GIVEN REQUEST: List every line below containing "this".

[Dataset rows about figures]
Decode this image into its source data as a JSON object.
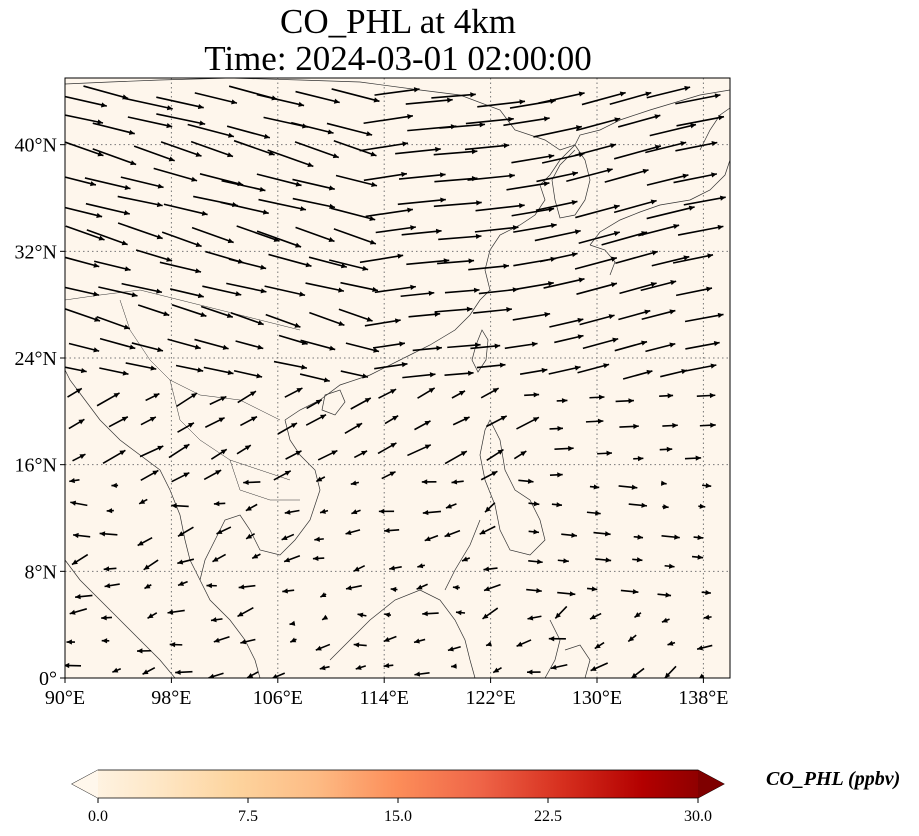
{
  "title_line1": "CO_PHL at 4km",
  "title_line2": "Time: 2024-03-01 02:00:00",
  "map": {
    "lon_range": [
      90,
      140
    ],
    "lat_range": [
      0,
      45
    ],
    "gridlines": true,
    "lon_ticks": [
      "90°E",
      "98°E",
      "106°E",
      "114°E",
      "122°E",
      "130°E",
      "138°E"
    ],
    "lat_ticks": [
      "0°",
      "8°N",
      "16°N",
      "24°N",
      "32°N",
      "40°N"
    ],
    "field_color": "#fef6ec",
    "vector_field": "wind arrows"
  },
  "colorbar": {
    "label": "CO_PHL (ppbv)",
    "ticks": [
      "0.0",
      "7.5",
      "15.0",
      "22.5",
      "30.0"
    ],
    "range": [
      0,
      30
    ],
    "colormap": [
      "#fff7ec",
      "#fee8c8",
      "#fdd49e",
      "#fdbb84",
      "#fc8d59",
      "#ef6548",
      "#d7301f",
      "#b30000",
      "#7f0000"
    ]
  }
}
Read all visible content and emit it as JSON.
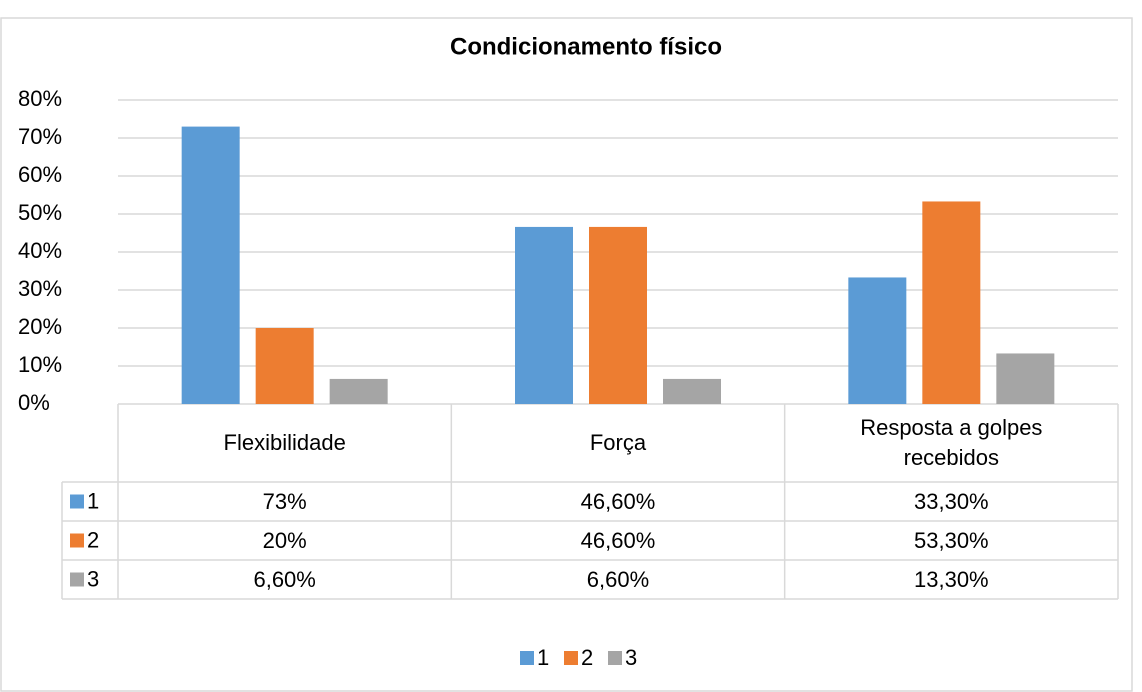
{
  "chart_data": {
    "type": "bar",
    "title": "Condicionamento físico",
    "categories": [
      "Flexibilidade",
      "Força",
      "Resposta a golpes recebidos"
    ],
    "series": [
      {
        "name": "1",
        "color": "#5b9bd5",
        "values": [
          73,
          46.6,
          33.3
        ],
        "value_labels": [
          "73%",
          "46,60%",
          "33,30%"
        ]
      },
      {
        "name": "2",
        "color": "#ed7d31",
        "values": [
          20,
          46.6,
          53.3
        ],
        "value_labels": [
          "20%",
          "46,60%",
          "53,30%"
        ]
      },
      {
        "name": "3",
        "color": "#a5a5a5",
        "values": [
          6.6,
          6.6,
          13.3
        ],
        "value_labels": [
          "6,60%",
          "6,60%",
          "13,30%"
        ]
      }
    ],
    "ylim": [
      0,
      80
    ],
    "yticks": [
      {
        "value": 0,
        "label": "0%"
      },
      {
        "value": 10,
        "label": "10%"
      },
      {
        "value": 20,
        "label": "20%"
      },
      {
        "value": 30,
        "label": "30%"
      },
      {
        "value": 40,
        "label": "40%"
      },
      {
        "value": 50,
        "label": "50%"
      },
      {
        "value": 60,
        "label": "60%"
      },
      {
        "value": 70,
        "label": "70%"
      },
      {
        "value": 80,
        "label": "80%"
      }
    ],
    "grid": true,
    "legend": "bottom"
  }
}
...
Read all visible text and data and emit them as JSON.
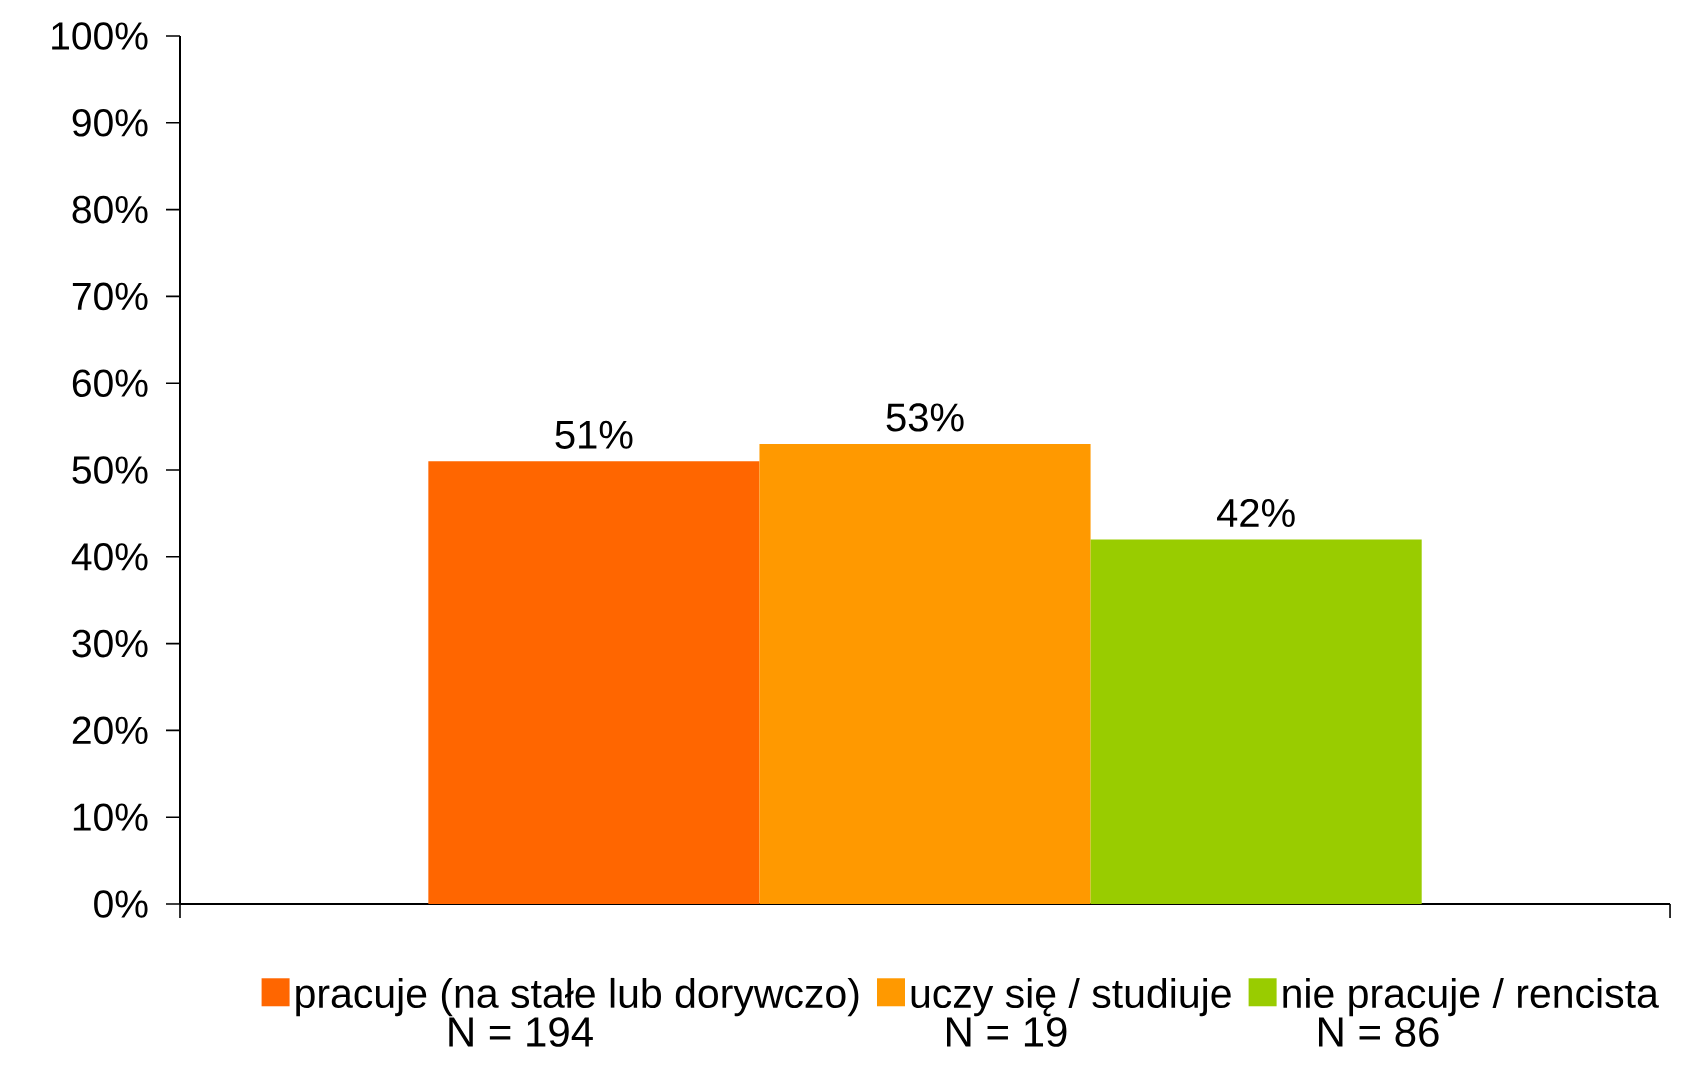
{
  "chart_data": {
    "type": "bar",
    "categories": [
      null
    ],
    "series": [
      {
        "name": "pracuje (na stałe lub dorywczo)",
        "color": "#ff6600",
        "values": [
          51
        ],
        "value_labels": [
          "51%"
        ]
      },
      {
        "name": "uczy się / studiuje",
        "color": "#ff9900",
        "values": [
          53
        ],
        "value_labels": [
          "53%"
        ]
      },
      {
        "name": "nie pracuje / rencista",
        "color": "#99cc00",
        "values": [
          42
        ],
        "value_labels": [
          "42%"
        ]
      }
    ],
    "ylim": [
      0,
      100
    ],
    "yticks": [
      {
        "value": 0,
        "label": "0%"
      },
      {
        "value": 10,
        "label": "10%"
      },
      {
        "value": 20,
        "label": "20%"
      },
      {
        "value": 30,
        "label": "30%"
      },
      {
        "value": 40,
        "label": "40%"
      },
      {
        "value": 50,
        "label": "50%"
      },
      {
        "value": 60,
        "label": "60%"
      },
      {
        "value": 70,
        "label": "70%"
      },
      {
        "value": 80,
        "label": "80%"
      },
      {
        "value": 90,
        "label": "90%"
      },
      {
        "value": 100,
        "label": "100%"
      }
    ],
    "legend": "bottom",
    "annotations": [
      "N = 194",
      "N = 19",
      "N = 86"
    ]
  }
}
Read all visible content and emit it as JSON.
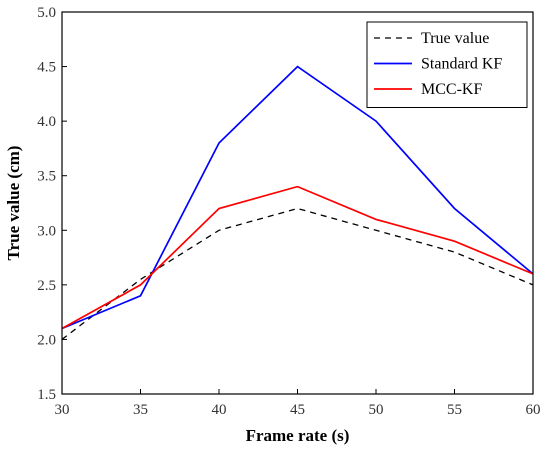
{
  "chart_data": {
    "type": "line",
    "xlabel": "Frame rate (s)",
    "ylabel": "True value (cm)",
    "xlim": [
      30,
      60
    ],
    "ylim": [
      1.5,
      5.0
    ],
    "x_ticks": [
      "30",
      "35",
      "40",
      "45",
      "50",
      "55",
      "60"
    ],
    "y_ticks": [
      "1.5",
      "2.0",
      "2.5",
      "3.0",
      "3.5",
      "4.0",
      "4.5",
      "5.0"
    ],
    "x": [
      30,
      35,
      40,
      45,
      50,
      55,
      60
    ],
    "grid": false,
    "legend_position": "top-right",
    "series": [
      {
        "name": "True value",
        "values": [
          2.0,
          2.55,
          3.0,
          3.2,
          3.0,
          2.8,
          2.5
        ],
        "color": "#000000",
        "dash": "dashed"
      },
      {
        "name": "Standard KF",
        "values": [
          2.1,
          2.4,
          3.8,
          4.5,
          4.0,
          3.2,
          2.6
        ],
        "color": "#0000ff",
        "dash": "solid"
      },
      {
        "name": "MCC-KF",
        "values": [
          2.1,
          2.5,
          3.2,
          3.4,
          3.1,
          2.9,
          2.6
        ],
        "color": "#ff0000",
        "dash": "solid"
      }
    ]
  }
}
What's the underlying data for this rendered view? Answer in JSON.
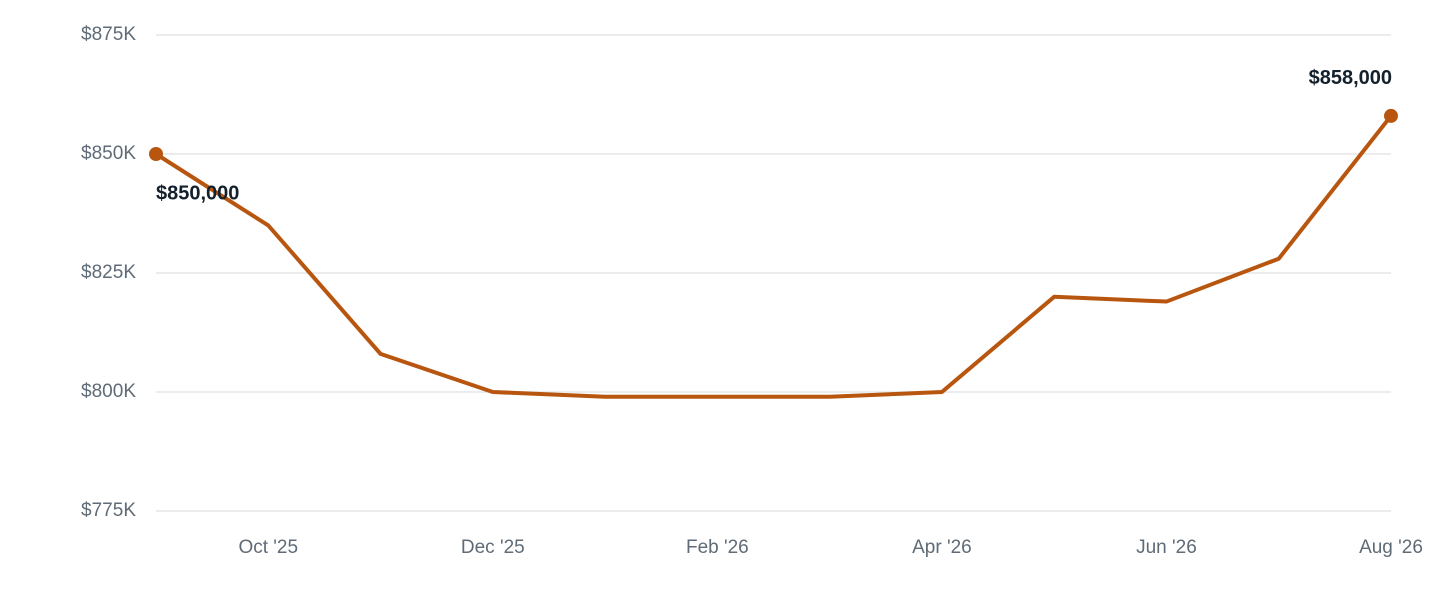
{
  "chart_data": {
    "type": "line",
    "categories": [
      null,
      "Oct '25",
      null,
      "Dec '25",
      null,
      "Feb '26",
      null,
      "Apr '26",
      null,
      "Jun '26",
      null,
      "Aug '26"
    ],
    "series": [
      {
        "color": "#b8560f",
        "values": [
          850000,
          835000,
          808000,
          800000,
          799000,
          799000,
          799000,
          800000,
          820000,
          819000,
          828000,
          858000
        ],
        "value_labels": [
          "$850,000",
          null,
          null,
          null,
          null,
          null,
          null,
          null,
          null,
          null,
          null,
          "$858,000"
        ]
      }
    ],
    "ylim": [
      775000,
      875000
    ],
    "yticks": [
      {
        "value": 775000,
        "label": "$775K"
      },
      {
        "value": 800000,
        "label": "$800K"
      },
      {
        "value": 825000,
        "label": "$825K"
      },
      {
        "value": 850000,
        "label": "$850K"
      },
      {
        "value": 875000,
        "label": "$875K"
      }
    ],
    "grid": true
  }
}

COMPLETED TASK:
Decode this image into its source data as a JSON object.
What's the underlying data for this rendered view? Answer in JSON.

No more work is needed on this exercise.